_What you should do_
Look for the word "color" in each line and report the count of matching lines, with nothing added.

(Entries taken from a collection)
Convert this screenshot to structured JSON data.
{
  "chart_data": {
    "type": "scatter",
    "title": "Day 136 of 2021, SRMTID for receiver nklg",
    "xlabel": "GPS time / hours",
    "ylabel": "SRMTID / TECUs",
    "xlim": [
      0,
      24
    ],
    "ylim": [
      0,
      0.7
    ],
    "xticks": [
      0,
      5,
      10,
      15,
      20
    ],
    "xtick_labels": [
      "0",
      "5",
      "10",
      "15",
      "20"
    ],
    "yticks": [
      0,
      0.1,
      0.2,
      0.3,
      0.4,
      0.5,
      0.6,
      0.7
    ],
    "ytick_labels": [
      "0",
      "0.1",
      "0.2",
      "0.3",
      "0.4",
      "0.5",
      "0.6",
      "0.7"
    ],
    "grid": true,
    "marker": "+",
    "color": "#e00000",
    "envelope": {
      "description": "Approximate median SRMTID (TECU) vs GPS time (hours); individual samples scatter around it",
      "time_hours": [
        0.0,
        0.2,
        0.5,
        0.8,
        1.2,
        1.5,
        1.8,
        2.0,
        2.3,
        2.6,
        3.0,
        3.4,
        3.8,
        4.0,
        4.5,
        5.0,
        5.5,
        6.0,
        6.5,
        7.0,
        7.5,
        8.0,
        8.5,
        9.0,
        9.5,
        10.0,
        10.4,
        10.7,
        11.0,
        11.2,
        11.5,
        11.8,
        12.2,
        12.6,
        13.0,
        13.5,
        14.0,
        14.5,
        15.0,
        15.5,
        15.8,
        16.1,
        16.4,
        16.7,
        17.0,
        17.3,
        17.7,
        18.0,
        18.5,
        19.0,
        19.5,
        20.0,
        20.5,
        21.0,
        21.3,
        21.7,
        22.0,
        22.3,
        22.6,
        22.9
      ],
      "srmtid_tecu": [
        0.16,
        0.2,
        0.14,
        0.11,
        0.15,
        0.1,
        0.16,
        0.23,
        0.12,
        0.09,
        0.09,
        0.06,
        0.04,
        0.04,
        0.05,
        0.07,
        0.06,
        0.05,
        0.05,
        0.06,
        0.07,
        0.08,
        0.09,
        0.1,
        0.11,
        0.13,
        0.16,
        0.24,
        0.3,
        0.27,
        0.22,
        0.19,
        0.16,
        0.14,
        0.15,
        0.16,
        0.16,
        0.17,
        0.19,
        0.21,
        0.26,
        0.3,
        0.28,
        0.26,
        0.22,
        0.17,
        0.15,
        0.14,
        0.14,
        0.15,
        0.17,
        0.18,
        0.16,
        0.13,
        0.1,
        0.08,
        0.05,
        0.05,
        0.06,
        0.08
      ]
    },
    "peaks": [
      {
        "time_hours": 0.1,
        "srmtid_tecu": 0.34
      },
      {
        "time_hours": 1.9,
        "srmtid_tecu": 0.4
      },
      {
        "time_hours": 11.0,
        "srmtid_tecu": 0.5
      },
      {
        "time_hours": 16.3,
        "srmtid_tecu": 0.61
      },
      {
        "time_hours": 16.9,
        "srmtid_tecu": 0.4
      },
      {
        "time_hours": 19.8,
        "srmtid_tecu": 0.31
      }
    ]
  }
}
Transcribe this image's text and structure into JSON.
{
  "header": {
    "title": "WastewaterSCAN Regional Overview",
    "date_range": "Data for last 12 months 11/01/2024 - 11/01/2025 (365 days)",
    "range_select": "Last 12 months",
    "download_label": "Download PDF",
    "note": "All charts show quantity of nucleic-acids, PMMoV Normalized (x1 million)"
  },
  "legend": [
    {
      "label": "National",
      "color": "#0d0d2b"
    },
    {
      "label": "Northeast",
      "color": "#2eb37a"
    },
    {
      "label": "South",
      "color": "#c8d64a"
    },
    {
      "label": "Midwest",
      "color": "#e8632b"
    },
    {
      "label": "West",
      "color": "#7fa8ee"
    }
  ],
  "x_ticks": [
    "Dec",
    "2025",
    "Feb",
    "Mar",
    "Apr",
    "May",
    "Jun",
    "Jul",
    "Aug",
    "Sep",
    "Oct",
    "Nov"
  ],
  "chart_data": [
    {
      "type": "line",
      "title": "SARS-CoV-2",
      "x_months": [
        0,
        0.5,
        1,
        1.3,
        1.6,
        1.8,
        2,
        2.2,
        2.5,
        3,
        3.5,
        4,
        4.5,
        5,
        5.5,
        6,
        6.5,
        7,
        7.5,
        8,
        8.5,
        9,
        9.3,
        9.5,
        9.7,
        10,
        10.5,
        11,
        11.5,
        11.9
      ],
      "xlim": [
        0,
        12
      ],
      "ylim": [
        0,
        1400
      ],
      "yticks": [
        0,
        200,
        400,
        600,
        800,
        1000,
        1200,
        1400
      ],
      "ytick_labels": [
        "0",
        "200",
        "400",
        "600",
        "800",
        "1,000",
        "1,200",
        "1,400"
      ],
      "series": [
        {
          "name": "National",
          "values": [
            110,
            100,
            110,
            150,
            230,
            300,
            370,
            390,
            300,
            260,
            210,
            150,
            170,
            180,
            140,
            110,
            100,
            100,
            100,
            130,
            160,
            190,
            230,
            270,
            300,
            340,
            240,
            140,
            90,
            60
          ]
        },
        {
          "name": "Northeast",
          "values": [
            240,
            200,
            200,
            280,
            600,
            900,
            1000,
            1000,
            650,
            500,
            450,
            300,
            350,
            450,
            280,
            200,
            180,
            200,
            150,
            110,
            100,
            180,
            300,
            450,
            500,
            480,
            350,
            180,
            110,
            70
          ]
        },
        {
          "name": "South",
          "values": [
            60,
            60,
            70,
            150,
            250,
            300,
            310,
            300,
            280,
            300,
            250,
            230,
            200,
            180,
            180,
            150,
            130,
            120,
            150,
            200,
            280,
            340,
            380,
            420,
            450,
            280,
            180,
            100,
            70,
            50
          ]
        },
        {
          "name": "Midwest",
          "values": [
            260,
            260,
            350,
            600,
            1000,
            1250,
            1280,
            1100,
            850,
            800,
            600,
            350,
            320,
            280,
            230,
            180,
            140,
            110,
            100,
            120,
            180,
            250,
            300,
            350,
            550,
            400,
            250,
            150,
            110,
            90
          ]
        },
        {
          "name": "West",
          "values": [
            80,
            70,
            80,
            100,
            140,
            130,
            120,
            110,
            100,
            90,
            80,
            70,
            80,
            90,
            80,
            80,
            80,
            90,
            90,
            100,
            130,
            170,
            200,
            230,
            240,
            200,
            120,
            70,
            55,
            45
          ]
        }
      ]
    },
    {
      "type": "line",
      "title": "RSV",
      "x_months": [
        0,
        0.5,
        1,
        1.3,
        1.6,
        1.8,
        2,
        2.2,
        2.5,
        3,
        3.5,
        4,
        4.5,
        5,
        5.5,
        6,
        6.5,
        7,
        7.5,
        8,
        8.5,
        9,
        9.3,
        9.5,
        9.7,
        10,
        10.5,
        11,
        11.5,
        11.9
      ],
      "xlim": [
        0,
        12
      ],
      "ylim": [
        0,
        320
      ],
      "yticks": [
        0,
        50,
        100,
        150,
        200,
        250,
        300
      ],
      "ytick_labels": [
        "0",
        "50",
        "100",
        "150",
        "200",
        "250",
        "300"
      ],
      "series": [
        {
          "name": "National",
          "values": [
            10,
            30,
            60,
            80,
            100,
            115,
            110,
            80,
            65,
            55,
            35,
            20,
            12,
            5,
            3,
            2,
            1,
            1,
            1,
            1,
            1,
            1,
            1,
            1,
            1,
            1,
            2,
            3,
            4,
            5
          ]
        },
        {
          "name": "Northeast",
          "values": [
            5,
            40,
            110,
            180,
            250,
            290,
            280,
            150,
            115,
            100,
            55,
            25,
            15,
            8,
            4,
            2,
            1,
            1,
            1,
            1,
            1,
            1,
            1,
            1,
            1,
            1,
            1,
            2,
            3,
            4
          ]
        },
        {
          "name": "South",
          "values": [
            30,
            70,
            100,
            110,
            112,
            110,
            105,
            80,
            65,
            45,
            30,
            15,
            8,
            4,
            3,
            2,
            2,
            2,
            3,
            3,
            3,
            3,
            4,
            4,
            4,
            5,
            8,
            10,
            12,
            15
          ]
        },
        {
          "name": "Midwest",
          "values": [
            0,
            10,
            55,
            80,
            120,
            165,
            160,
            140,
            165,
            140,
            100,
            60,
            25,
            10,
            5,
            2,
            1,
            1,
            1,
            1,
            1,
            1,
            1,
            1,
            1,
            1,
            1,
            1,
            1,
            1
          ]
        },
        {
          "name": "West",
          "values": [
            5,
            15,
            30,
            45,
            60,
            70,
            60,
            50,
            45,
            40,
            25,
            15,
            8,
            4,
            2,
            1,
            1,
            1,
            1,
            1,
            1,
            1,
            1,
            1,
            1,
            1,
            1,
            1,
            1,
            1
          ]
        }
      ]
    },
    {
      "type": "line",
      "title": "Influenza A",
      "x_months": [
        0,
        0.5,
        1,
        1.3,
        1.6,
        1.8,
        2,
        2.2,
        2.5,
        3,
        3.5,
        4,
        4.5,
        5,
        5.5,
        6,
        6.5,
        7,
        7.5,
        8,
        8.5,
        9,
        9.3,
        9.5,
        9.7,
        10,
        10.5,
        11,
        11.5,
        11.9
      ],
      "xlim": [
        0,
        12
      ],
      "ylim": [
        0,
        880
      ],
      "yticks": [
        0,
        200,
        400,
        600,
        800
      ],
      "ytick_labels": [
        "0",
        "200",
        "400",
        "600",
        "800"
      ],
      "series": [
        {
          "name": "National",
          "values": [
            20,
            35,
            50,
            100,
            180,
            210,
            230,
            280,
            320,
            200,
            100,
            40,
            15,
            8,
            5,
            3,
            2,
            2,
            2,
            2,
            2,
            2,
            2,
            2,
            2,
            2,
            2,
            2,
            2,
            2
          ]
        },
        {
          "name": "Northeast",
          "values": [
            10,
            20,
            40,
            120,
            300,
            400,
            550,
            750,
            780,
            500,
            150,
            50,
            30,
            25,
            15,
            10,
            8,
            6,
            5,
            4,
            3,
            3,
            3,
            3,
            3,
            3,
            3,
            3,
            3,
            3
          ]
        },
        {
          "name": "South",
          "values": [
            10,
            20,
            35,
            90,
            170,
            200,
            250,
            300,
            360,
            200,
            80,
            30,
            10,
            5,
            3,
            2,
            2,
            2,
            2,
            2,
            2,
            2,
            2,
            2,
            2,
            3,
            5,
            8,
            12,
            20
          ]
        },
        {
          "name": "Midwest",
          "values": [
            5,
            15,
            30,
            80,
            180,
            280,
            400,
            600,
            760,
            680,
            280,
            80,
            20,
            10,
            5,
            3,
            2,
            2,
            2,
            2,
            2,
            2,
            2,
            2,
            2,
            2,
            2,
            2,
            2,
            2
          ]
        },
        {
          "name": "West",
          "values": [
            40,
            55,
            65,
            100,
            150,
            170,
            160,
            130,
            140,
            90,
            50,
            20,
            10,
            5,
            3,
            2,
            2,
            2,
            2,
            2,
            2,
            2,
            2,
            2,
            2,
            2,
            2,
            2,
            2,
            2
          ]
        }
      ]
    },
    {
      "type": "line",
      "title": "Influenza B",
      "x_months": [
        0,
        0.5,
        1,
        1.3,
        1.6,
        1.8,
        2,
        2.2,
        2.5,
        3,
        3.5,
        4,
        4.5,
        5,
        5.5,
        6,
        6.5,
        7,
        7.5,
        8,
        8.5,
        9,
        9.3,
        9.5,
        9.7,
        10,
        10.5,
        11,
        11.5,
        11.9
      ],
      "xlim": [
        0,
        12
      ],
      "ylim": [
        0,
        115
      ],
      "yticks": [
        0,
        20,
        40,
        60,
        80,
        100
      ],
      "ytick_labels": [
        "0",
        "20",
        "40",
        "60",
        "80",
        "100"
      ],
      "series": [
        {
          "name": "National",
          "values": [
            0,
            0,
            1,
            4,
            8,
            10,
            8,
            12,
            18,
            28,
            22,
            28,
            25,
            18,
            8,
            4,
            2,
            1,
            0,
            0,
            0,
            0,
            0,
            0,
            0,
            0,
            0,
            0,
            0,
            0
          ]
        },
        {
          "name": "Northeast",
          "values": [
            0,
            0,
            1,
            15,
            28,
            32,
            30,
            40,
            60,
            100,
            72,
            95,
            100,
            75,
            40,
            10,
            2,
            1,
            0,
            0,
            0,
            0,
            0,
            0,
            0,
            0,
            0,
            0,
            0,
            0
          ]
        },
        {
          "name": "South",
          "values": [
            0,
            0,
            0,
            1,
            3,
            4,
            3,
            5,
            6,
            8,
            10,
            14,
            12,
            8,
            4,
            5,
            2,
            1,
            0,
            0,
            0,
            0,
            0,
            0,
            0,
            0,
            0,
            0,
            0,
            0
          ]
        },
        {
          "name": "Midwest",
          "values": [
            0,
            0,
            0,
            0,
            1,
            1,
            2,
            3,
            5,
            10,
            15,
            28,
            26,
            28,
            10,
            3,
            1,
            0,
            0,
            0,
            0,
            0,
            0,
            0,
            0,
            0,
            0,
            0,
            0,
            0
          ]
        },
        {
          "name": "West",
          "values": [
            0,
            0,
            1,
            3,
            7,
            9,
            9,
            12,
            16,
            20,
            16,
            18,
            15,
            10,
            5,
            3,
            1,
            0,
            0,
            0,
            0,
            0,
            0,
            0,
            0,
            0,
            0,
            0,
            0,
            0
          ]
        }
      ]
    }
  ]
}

_Solution for this exercise_
6